Material for this exercise

#####

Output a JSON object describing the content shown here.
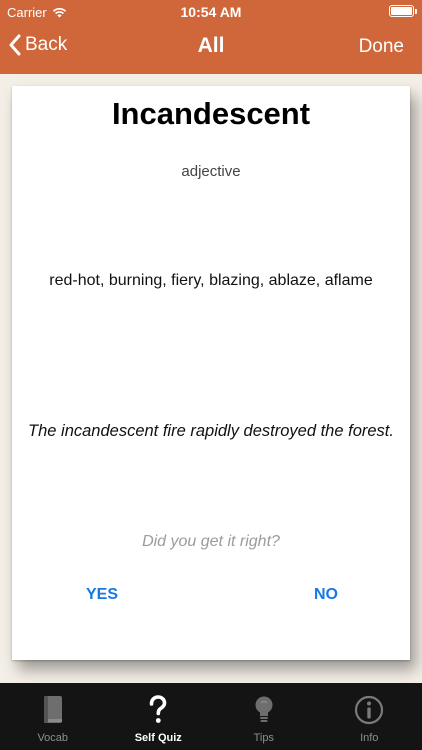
{
  "status": {
    "carrier": "Carrier",
    "time": "10:54 AM"
  },
  "nav": {
    "back_label": "Back",
    "title": "All",
    "done_label": "Done"
  },
  "card": {
    "word": "Incandescent",
    "part_of_speech": "adjective",
    "synonyms": "red-hot, burning, fiery, blazing, ablaze, aflame",
    "example": "The incandescent fire rapidly destroyed the forest.",
    "question": "Did you get it right?",
    "yes_label": "YES",
    "no_label": "NO"
  },
  "tabs": [
    {
      "label": "Vocab",
      "icon": "book-icon"
    },
    {
      "label": "Self Quiz",
      "icon": "question-mark-icon",
      "active": true
    },
    {
      "label": "Tips",
      "icon": "lightbulb-icon"
    },
    {
      "label": "Info",
      "icon": "info-icon"
    }
  ],
  "colors": {
    "header": "#cf673a",
    "tabbar": "#141414",
    "button": "#1878e6"
  }
}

#####

Task requirements
Return each full line of the entries that contains the word "icon".

Result for this exercise
      "icon": "book-icon"
      "icon": "question-mark-icon",
      "icon": "lightbulb-icon"
      "icon": "info-icon"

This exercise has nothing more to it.